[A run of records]
──────────────────────────────

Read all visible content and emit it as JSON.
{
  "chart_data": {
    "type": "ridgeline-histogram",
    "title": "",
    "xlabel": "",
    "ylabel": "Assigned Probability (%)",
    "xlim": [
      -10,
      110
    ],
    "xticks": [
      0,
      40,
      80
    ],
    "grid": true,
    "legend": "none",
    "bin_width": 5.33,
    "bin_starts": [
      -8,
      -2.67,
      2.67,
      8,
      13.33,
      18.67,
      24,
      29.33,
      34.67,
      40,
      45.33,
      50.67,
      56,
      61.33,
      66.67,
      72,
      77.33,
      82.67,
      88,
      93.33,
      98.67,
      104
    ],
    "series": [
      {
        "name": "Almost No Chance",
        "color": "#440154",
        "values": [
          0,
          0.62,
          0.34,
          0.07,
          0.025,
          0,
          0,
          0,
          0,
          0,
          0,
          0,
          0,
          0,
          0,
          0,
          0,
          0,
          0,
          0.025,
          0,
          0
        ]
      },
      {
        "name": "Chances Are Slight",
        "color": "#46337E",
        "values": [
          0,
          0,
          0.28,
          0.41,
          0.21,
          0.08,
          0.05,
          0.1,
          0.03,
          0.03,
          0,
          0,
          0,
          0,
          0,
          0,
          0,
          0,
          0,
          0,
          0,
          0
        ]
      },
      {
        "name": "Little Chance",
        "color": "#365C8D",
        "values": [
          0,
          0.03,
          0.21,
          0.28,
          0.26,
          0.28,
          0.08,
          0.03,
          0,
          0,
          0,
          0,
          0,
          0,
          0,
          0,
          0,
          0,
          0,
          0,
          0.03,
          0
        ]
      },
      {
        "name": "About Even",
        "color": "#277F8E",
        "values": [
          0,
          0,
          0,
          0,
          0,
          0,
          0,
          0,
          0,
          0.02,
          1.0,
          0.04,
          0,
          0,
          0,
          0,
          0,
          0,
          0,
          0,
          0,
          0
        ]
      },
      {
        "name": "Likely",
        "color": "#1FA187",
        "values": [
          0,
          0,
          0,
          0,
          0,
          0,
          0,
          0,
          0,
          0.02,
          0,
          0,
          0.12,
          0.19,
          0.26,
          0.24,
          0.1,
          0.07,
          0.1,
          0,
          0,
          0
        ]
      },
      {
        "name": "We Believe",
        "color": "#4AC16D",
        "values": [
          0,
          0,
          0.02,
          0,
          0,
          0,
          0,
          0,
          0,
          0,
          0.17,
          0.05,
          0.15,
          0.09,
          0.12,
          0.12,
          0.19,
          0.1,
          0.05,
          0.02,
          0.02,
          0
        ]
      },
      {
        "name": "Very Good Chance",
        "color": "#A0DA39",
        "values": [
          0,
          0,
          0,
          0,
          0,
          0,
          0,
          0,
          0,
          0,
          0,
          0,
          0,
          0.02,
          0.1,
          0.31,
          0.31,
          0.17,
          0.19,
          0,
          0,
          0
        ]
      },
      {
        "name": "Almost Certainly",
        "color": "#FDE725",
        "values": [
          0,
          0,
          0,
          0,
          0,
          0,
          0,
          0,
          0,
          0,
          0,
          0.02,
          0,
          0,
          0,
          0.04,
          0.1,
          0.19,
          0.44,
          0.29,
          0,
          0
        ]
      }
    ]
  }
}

──────────────────────────────

Your task is to output the full set of records exactly as presented.

Read all visible content and emit it as JSON.
{
  "chart_data": {
    "type": "ridgeline-histogram",
    "title": "",
    "xlabel": "",
    "ylabel": "Assigned Probability (%)",
    "xlim": [
      -10,
      110
    ],
    "xticks": [
      0,
      40,
      80
    ],
    "grid": true,
    "legend": "none",
    "bin_width": 5.33,
    "bin_starts": [
      -8,
      -2.67,
      2.67,
      8,
      13.33,
      18.67,
      24,
      29.33,
      34.67,
      40,
      45.33,
      50.67,
      56,
      61.33,
      66.67,
      72,
      77.33,
      82.67,
      88,
      93.33,
      98.67,
      104
    ],
    "series": [
      {
        "name": "Almost No Chance",
        "color": "#440154",
        "values": [
          0,
          0.62,
          0.34,
          0.07,
          0.025,
          0,
          0,
          0,
          0,
          0,
          0,
          0,
          0,
          0,
          0,
          0,
          0,
          0,
          0,
          0.025,
          0,
          0
        ]
      },
      {
        "name": "Chances Are Slight",
        "color": "#46337E",
        "values": [
          0,
          0,
          0.28,
          0.41,
          0.21,
          0.08,
          0.05,
          0.1,
          0.03,
          0.03,
          0,
          0,
          0,
          0,
          0,
          0,
          0,
          0,
          0,
          0,
          0,
          0
        ]
      },
      {
        "name": "Little Chance",
        "color": "#365C8D",
        "values": [
          0,
          0.03,
          0.21,
          0.28,
          0.26,
          0.28,
          0.08,
          0.03,
          0,
          0,
          0,
          0,
          0,
          0,
          0,
          0,
          0,
          0,
          0,
          0,
          0.03,
          0
        ]
      },
      {
        "name": "About Even",
        "color": "#277F8E",
        "values": [
          0,
          0,
          0,
          0,
          0,
          0,
          0,
          0,
          0,
          0.02,
          1.0,
          0.04,
          0,
          0,
          0,
          0,
          0,
          0,
          0,
          0,
          0,
          0
        ]
      },
      {
        "name": "Likely",
        "color": "#1FA187",
        "values": [
          0,
          0,
          0,
          0,
          0,
          0,
          0,
          0,
          0,
          0.02,
          0,
          0,
          0.12,
          0.19,
          0.26,
          0.24,
          0.1,
          0.07,
          0.1,
          0,
          0,
          0
        ]
      },
      {
        "name": "We Believe",
        "color": "#4AC16D",
        "values": [
          0,
          0,
          0.02,
          0,
          0,
          0,
          0,
          0,
          0,
          0,
          0.17,
          0.05,
          0.15,
          0.09,
          0.12,
          0.12,
          0.19,
          0.1,
          0.05,
          0.02,
          0.02,
          0
        ]
      },
      {
        "name": "Very Good Chance",
        "color": "#A0DA39",
        "values": [
          0,
          0,
          0,
          0,
          0,
          0,
          0,
          0,
          0,
          0,
          0,
          0,
          0,
          0.02,
          0.1,
          0.31,
          0.31,
          0.17,
          0.19,
          0,
          0,
          0
        ]
      },
      {
        "name": "Almost Certainly",
        "color": "#FDE725",
        "values": [
          0,
          0,
          0,
          0,
          0,
          0,
          0,
          0,
          0,
          0,
          0,
          0.02,
          0,
          0,
          0,
          0.04,
          0.1,
          0.19,
          0.44,
          0.29,
          0,
          0
        ]
      }
    ]
  }
}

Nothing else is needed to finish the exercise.